Source records -
________________________
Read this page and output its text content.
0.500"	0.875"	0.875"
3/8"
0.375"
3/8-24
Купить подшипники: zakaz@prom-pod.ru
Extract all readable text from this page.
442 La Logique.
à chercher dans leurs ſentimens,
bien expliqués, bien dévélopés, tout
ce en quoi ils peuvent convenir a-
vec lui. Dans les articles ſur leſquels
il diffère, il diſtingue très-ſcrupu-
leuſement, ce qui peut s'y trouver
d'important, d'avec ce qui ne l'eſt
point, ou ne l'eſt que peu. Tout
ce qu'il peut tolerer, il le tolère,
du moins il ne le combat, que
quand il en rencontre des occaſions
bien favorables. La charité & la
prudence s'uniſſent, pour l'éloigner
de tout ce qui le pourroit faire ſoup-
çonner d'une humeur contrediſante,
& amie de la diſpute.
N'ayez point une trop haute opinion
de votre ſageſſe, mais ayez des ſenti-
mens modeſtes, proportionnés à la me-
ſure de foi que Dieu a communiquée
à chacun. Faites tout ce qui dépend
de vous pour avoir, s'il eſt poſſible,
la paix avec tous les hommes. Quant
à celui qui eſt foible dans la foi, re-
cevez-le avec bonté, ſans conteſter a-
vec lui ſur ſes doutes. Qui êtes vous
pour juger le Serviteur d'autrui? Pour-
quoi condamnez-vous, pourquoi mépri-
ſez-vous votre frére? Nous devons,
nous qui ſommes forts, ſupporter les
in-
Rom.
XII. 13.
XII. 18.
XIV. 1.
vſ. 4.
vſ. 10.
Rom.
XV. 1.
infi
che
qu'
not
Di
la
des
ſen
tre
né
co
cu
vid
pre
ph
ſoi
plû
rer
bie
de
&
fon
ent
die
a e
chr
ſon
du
________________________
EXERCISE INSTRUCTIONS -
From the records above, pick out and copy each line holding the word "vous".

TASK RESPONSE -
de vous pour avoir, s'il eſt poſſible,
vec lui ſur ſes doutes. Qui êtes vous
quoi condamnez-vous, pourquoi mépri-
ſez-vous votre frére? Nous devons,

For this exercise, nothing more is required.